## RECORDED DATA:
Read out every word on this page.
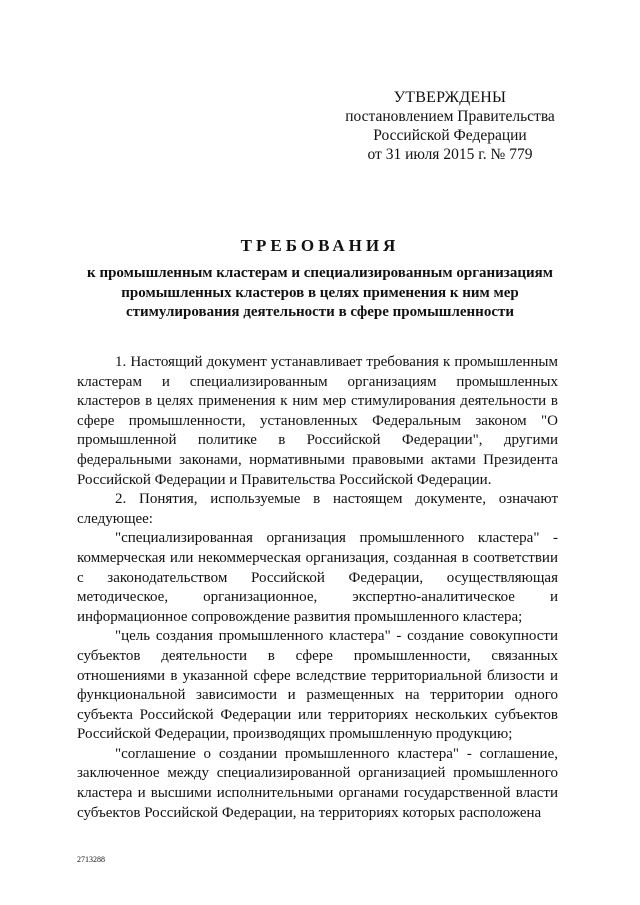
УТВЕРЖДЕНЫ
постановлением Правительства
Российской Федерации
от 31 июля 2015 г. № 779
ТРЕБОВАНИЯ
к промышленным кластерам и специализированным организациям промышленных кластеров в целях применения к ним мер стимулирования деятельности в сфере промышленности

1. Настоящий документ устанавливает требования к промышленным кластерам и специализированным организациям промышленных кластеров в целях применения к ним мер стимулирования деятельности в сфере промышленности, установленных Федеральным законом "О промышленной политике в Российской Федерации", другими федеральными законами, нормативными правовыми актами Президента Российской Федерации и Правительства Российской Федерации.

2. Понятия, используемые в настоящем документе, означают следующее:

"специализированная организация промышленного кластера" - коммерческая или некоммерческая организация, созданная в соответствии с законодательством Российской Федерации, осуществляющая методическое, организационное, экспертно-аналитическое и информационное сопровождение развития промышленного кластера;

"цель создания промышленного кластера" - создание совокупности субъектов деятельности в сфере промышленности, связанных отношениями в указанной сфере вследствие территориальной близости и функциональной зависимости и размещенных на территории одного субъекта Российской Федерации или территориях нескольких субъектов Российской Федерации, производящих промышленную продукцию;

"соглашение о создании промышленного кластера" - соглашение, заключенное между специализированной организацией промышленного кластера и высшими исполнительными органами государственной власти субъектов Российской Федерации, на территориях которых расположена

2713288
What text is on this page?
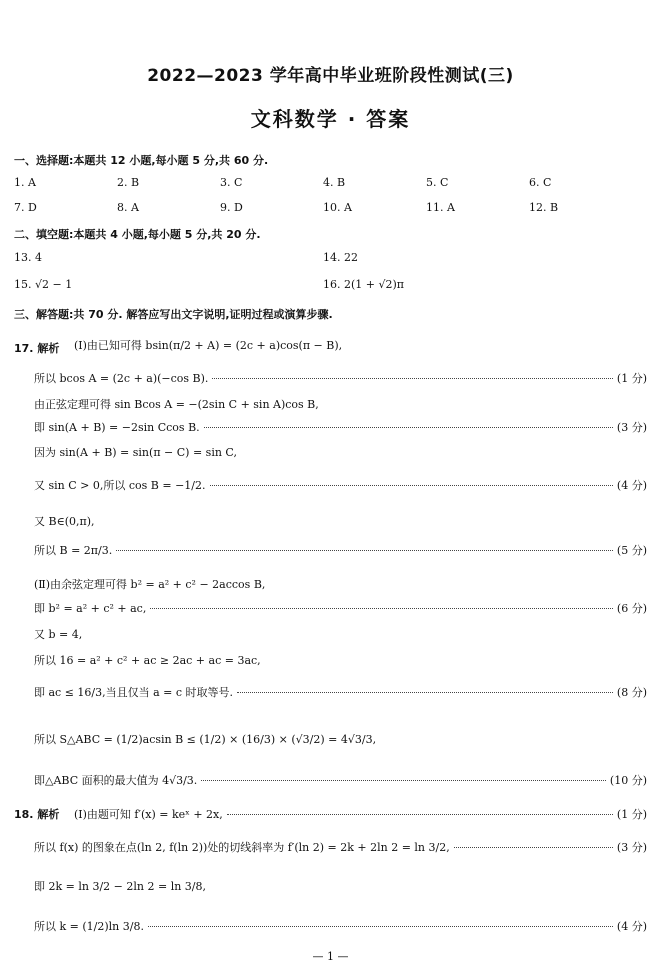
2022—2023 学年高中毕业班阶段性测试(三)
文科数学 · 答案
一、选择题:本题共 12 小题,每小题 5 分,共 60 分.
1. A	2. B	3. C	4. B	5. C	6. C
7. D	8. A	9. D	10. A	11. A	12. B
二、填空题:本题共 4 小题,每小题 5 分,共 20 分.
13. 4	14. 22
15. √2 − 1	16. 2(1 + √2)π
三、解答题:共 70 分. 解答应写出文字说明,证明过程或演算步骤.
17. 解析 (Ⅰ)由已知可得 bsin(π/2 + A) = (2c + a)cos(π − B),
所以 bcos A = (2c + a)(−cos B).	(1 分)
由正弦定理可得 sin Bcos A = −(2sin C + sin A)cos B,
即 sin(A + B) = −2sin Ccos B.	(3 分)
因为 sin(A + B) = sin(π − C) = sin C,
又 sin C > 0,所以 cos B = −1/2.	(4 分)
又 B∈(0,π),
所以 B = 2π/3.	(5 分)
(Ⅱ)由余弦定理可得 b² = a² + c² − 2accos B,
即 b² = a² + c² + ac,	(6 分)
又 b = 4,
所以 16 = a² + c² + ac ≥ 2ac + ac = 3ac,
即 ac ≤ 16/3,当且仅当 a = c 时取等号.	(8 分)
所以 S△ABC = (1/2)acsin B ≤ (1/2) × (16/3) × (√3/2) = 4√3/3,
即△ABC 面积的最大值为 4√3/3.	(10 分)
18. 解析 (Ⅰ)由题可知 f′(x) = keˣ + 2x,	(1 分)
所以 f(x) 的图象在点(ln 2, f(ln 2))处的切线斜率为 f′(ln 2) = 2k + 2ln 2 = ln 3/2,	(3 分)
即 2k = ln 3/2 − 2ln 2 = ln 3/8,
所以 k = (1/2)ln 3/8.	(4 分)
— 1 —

## PROBLEM:
Pictures in the records above should not be copied. Repeat everything else exactly.

## COMPLETED TASK:
Read out every word on this page.
УТВЕРЖДЕНЫ
постановлением Правительства
Российской Федерации
от 31 июля 2015 г. № 779
ТРЕБОВАНИЯ
к промышленным кластерам и специализированным организациям промышленных кластеров в целях применения к ним мер стимулирования деятельности в сфере промышленности

1. Настоящий документ устанавливает требования к промышленным кластерам и специализированным организациям промышленных кластеров в целях применения к ним мер стимулирования деятельности в сфере промышленности, установленных Федеральным законом "О промышленной политике в Российской Федерации", другими федеральными законами, нормативными правовыми актами Президента Российской Федерации и Правительства Российской Федерации.

2. Понятия, используемые в настоящем документе, означают следующее:

"специализированная организация промышленного кластера" - коммерческая или некоммерческая организация, созданная в соответствии с законодательством Российской Федерации, осуществляющая методическое, организационное, экспертно-аналитическое и информационное сопровождение развития промышленного кластера;

"цель создания промышленного кластера" - создание совокупности субъектов деятельности в сфере промышленности, связанных отношениями в указанной сфере вследствие территориальной близости и функциональной зависимости и размещенных на территории одного субъекта Российской Федерации или территориях нескольких субъектов Российской Федерации, производящих промышленную продукцию;

"соглашение о создании промышленного кластера" - соглашение, заключенное между специализированной организацией промышленного кластера и высшими исполнительными органами государственной власти субъектов Российской Федерации, на территориях которых расположена

2713288
What text is on this page?
2022—2023 学年高中毕业班阶段性测试(三)
文科数学 · 答案
一、选择题:本题共 12 小题,每小题 5 分,共 60 分.
1. A	2. B	3. C	4. B	5. C	6. C
7. D	8. A	9. D	10. A	11. A	12. B
二、填空题:本题共 4 小题,每小题 5 分,共 20 分.
13. 4	14. 22
15. √2 − 1	16. 2(1 + √2)π
三、解答题:共 70 分. 解答应写出文字说明,证明过程或演算步骤.
17. 解析 (Ⅰ)由已知可得 bsin(π/2 + A) = (2c + a)cos(π − B),
所以 bcos A = (2c + a)(−cos B).	(1 分)
由正弦定理可得 sin Bcos A = −(2sin C + sin A)cos B,
即 sin(A + B) = −2sin Ccos B.	(3 分)
因为 sin(A + B) = sin(π − C) = sin C,
又 sin C > 0,所以 cos B = −1/2.	(4 分)
又 B∈(0,π),
所以 B = 2π/3.	(5 分)
(Ⅱ)由余弦定理可得 b² = a² + c² − 2accos B,
即 b² = a² + c² + ac,	(6 分)
又 b = 4,
所以 16 = a² + c² + ac ≥ 2ac + ac = 3ac,
即 ac ≤ 16/3,当且仅当 a = c 时取等号.	(8 分)
所以 S△ABC = (1/2)acsin B ≤ (1/2) × (16/3) × (√3/2) = 4√3/3,
即△ABC 面积的最大值为 4√3/3.	(10 分)
18. 解析 (Ⅰ)由题可知 f′(x) = keˣ + 2x,	(1 分)
所以 f(x) 的图象在点(ln 2, f(ln 2))处的切线斜率为 f′(ln 2) = 2k + 2ln 2 = ln 3/2,	(3 分)
即 2k = ln 3/2 − 2ln 2 = ln 3/8,
所以 k = (1/2)ln 3/8.	(4 分)
— 1 —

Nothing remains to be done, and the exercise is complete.